[start of Stored data]
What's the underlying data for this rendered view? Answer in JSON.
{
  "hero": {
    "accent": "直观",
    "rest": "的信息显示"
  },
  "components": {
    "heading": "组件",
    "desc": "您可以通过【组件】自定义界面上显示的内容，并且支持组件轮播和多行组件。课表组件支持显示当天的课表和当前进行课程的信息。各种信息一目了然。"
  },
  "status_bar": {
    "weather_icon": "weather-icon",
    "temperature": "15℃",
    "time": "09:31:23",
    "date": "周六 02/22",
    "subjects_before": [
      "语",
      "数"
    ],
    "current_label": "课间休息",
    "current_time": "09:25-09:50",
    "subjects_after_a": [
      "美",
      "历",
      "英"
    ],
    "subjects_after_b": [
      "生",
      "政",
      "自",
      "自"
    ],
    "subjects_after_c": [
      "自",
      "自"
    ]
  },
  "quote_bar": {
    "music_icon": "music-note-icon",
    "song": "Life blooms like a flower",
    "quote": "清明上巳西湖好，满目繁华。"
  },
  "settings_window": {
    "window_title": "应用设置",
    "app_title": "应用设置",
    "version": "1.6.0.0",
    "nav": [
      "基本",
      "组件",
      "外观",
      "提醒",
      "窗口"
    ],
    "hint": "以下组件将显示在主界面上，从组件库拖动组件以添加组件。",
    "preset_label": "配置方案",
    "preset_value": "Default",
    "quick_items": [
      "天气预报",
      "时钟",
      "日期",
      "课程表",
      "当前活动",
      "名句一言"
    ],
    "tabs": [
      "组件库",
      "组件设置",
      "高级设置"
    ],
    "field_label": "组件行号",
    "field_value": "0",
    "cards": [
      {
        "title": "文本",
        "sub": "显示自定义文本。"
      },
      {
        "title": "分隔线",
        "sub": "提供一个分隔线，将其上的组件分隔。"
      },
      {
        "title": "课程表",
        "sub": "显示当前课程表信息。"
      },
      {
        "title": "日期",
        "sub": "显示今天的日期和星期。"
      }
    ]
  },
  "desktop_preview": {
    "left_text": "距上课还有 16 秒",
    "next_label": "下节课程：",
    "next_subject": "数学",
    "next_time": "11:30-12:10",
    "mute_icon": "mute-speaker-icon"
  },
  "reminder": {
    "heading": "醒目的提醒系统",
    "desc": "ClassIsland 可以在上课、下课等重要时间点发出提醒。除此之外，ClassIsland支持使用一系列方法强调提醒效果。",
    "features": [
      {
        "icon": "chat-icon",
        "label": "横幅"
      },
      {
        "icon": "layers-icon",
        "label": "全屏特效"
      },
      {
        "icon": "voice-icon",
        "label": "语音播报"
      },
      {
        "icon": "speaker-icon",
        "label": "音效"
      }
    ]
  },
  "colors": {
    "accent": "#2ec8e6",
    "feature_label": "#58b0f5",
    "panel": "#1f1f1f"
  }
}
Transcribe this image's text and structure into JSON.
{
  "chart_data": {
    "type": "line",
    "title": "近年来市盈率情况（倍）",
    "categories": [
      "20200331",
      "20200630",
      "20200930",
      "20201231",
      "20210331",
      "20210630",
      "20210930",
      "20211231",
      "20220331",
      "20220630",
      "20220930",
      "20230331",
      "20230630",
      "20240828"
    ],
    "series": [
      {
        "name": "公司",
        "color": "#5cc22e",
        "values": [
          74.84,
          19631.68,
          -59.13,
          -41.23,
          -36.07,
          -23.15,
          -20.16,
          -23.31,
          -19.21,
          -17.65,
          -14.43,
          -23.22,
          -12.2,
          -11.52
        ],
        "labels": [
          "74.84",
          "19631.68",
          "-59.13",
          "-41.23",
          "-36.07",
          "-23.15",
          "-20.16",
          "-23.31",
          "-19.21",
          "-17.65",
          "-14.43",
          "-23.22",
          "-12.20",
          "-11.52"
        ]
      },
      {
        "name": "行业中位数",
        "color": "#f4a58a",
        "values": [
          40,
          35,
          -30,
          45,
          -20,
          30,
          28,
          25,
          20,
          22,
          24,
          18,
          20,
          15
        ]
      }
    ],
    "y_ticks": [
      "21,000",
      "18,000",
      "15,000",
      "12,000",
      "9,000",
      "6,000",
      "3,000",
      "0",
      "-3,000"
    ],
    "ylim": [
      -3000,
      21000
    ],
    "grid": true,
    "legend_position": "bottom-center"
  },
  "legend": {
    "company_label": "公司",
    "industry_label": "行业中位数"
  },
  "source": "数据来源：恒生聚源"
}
[end of Stored data]
Return the lines above exactly, keeping every word.

Full solution:
What's the underlying data for this rendered view? Answer in JSON.
{
  "hero": {
    "accent": "直观",
    "rest": "的信息显示"
  },
  "components": {
    "heading": "组件",
    "desc": "您可以通过【组件】自定义界面上显示的内容，并且支持组件轮播和多行组件。课表组件支持显示当天的课表和当前进行课程的信息。各种信息一目了然。"
  },
  "status_bar": {
    "weather_icon": "weather-icon",
    "temperature": "15℃",
    "time": "09:31:23",
    "date": "周六 02/22",
    "subjects_before": [
      "语",
      "数"
    ],
    "current_label": "课间休息",
    "current_time": "09:25-09:50",
    "subjects_after_a": [
      "美",
      "历",
      "英"
    ],
    "subjects_after_b": [
      "生",
      "政",
      "自",
      "自"
    ],
    "subjects_after_c": [
      "自",
      "自"
    ]
  },
  "quote_bar": {
    "music_icon": "music-note-icon",
    "song": "Life blooms like a flower",
    "quote": "清明上巳西湖好，满目繁华。"
  },
  "settings_window": {
    "window_title": "应用设置",
    "app_title": "应用设置",
    "version": "1.6.0.0",
    "nav": [
      "基本",
      "组件",
      "外观",
      "提醒",
      "窗口"
    ],
    "hint": "以下组件将显示在主界面上，从组件库拖动组件以添加组件。",
    "preset_label": "配置方案",
    "preset_value": "Default",
    "quick_items": [
      "天气预报",
      "时钟",
      "日期",
      "课程表",
      "当前活动",
      "名句一言"
    ],
    "tabs": [
      "组件库",
      "组件设置",
      "高级设置"
    ],
    "field_label": "组件行号",
    "field_value": "0",
    "cards": [
      {
        "title": "文本",
        "sub": "显示自定义文本。"
      },
      {
        "title": "分隔线",
        "sub": "提供一个分隔线，将其上的组件分隔。"
      },
      {
        "title": "课程表",
        "sub": "显示当前课程表信息。"
      },
      {
        "title": "日期",
        "sub": "显示今天的日期和星期。"
      }
    ]
  },
  "desktop_preview": {
    "left_text": "距上课还有 16 秒",
    "next_label": "下节课程：",
    "next_subject": "数学",
    "next_time": "11:30-12:10",
    "mute_icon": "mute-speaker-icon"
  },
  "reminder": {
    "heading": "醒目的提醒系统",
    "desc": "ClassIsland 可以在上课、下课等重要时间点发出提醒。除此之外，ClassIsland支持使用一系列方法强调提醒效果。",
    "features": [
      {
        "icon": "chat-icon",
        "label": "横幅"
      },
      {
        "icon": "layers-icon",
        "label": "全屏特效"
      },
      {
        "icon": "voice-icon",
        "label": "语音播报"
      },
      {
        "icon": "speaker-icon",
        "label": "音效"
      }
    ]
  },
  "colors": {
    "accent": "#2ec8e6",
    "feature_label": "#58b0f5",
    "panel": "#1f1f1f"
  }
}
Transcribe this image's text and structure into JSON.
{
  "chart_data": {
    "type": "line",
    "title": "近年来市盈率情况（倍）",
    "categories": [
      "20200331",
      "20200630",
      "20200930",
      "20201231",
      "20210331",
      "20210630",
      "20210930",
      "20211231",
      "20220331",
      "20220630",
      "20220930",
      "20230331",
      "20230630",
      "20240828"
    ],
    "series": [
      {
        "name": "公司",
        "color": "#5cc22e",
        "values": [
          74.84,
          19631.68,
          -59.13,
          -41.23,
          -36.07,
          -23.15,
          -20.16,
          -23.31,
          -19.21,
          -17.65,
          -14.43,
          -23.22,
          -12.2,
          -11.52
        ],
        "labels": [
          "74.84",
          "19631.68",
          "-59.13",
          "-41.23",
          "-36.07",
          "-23.15",
          "-20.16",
          "-23.31",
          "-19.21",
          "-17.65",
          "-14.43",
          "-23.22",
          "-12.20",
          "-11.52"
        ]
      },
      {
        "name": "行业中位数",
        "color": "#f4a58a",
        "values": [
          40,
          35,
          -30,
          45,
          -20,
          30,
          28,
          25,
          20,
          22,
          24,
          18,
          20,
          15
        ]
      }
    ],
    "y_ticks": [
      "21,000",
      "18,000",
      "15,000",
      "12,000",
      "9,000",
      "6,000",
      "3,000",
      "0",
      "-3,000"
    ],
    "ylim": [
      -3000,
      21000
    ],
    "grid": true,
    "legend_position": "bottom-center"
  },
  "legend": {
    "company_label": "公司",
    "industry_label": "行业中位数"
  },
  "source": "数据来源：恒生聚源"
}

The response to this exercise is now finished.